PROBLEM TO WORK ON
Find every line in the records below that holds the word "Lucky", and copy each one.

>> START

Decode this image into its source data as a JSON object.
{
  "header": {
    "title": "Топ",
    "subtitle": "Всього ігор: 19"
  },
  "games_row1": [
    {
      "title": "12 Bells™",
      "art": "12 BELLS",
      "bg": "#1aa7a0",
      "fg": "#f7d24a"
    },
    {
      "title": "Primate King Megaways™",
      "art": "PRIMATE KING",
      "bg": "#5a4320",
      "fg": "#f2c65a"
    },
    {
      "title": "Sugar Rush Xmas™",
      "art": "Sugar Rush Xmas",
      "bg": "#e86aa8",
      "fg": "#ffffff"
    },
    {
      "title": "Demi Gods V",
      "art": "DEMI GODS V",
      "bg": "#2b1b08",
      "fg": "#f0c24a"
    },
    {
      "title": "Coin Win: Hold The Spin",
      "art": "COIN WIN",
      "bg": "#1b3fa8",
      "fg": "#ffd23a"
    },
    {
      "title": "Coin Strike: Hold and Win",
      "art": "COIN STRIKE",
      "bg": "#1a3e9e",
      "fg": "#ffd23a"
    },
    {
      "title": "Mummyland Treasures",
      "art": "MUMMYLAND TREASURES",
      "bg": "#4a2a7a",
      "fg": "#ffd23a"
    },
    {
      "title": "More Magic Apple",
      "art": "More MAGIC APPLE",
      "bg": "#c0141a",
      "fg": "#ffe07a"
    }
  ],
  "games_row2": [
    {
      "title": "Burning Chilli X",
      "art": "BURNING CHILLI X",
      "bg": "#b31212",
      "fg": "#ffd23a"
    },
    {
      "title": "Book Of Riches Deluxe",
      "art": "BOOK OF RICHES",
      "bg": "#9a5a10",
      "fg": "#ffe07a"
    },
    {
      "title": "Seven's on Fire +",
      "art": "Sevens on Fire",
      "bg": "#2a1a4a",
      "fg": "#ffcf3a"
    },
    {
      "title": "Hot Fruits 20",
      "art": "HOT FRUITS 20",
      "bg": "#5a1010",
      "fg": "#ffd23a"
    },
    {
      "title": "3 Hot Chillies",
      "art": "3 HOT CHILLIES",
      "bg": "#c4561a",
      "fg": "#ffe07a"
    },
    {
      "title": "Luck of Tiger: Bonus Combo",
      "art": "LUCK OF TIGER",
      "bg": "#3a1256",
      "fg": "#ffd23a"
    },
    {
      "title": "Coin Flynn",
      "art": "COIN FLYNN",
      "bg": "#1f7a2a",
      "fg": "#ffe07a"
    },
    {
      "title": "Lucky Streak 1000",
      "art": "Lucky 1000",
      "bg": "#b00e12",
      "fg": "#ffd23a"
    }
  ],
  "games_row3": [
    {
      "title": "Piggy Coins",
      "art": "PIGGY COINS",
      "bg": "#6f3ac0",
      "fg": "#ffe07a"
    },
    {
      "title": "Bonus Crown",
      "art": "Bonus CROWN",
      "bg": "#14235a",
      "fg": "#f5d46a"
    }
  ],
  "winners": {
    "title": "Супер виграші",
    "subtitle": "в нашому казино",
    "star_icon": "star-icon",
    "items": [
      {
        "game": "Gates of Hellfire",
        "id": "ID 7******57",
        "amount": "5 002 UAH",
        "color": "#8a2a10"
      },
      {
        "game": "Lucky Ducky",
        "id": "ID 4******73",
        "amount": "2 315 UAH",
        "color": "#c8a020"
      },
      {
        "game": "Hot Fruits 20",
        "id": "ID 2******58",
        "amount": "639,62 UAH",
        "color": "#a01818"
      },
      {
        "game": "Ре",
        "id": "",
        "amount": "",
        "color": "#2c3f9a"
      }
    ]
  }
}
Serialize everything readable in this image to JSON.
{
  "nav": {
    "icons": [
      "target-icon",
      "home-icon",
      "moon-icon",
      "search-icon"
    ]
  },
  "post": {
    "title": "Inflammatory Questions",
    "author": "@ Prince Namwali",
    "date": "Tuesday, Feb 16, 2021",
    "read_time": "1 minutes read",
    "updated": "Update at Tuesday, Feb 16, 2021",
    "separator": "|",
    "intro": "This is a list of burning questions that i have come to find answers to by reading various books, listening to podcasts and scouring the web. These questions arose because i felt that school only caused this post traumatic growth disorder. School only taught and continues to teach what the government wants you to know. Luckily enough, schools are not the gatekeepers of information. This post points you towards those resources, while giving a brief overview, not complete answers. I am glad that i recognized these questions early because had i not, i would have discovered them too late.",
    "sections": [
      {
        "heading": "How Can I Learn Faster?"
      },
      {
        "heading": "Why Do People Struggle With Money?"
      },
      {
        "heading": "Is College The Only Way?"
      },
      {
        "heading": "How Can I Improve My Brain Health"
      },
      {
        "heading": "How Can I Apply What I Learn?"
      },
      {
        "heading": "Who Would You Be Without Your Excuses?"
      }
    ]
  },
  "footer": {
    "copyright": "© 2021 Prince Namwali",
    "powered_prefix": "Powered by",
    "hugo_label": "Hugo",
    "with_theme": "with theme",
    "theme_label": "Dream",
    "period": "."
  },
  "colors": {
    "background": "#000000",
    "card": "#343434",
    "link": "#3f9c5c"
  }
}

>> END

WRITTEN SOLUTION
      "title": "Lucky Streak 1000",
      "art": "Lucky 1000",
        "game": "Lucky Ducky",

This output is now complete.